Exercise description:
Pictures do not belong in the copy; transcribe everything else in the records exactly.

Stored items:
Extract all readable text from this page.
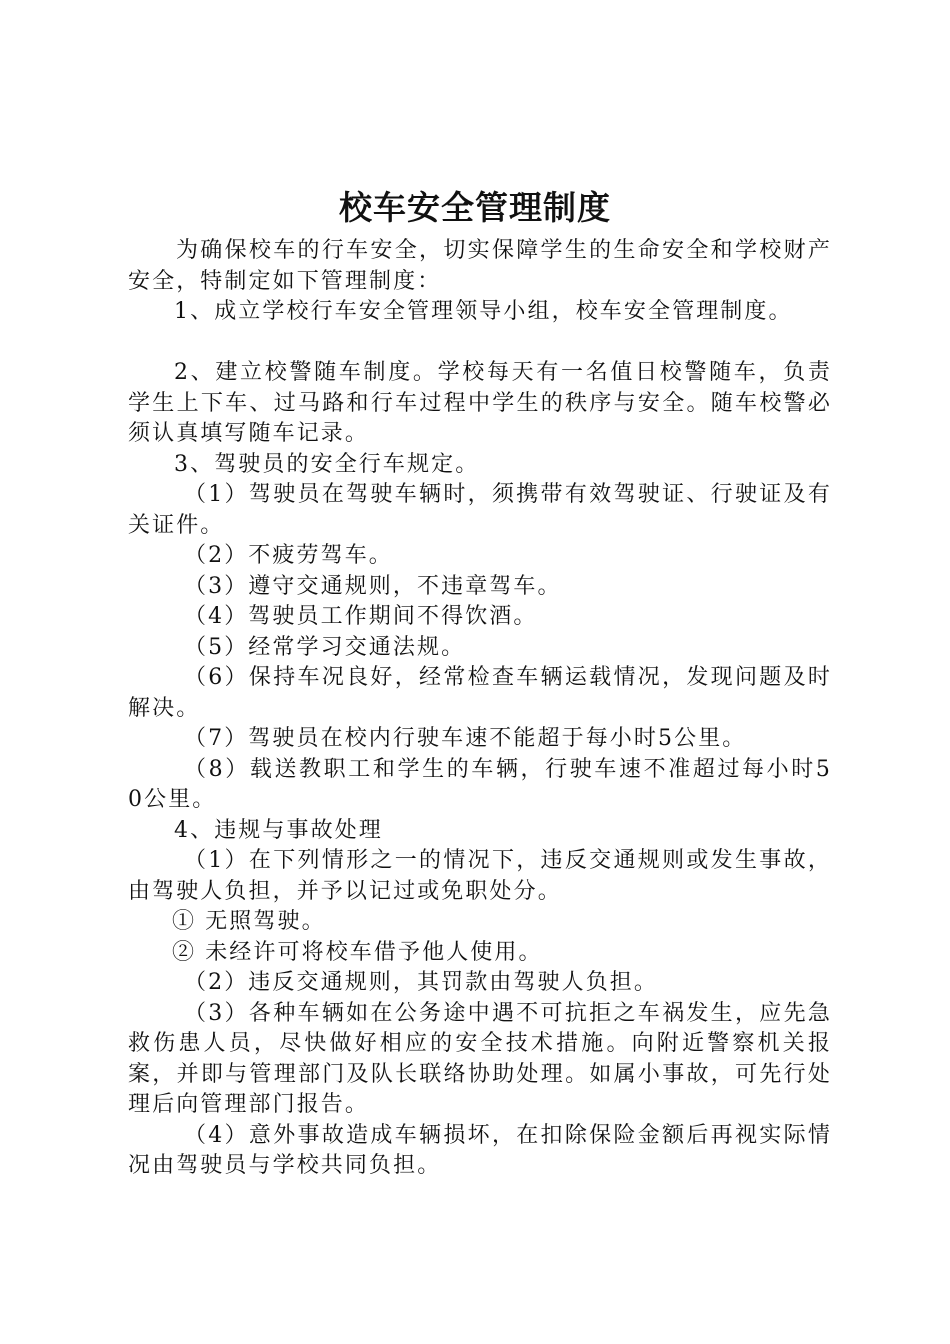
校车安全管理制度

为确保校车的行车安全，切实保障学生的生命安全和学校财产安全，特制定如下管理制度：

1、成立学校行车安全管理领导小组，校车安全管理制度。

2、建立校警随车制度。学校每天有一名值日校警随车，负责学生上下车、过马路和行车过程中学生的秩序与安全。随车校警必须认真填写随车记录。

3、驾驶员的安全行车规定。

（1）驾驶员在驾驶车辆时，须携带有效驾驶证、行驶证及有关证件。

（2）不疲劳驾车。

（3）遵守交通规则，不违章驾车。

（4）驾驶员工作期间不得饮酒。

（5）经常学习交通法规。

（6）保持车况良好，经常检查车辆运载情况，发现问题及时解决。

（7）驾驶员在校内行驶车速不能超于每小时5公里。

（8）载送教职工和学生的车辆，行驶车速不准超过每小时50公里。

4、违规与事故处理

（1）在下列情形之一的情况下，违反交通规则或发生事故，由驾驶人负担，并予以记过或免职处分。

① 无照驾驶。

② 未经许可将校车借予他人使用。

（2）违反交通规则，其罚款由驾驶人负担。

（3）各种车辆如在公务途中遇不可抗拒之车祸发生，应先急救伤患人员，尽快做好相应的安全技术措施。向附近警察机关报案，并即与管理部门及队长联络协助处理。如属小事故，可先行处理后向管理部门报告。

（4）意外事故造成车辆损坏，在扣除保险金额后再视实际情况由驾驶员与学校共同负担。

Task answer:
Extract all readable text from this page.
校车安全管理制度

为确保校车的行车安全，切实保障学生的生命安全和学校财产安全，特制定如下管理制度：

1、成立学校行车安全管理领导小组，校车安全管理制度。

2、建立校警随车制度。学校每天有一名值日校警随车，负责学生上下车、过马路和行车过程中学生的秩序与安全。随车校警必须认真填写随车记录。

3、驾驶员的安全行车规定。

（1）驾驶员在驾驶车辆时，须携带有效驾驶证、行驶证及有关证件。

（2）不疲劳驾车。

（3）遵守交通规则，不违章驾车。

（4）驾驶员工作期间不得饮酒。

（5）经常学习交通法规。

（6）保持车况良好，经常检查车辆运载情况，发现问题及时解决。

（7）驾驶员在校内行驶车速不能超于每小时5公里。

（8）载送教职工和学生的车辆，行驶车速不准超过每小时50公里。

4、违规与事故处理

（1）在下列情形之一的情况下，违反交通规则或发生事故，由驾驶人负担，并予以记过或免职处分。

① 无照驾驶。

② 未经许可将校车借予他人使用。

（2）违反交通规则，其罚款由驾驶人负担。

（3）各种车辆如在公务途中遇不可抗拒之车祸发生，应先急救伤患人员，尽快做好相应的安全技术措施。向附近警察机关报案，并即与管理部门及队长联络协助处理。如属小事故，可先行处理后向管理部门报告。

（4）意外事故造成车辆损坏，在扣除保险金额后再视实际情况由驾驶员与学校共同负担。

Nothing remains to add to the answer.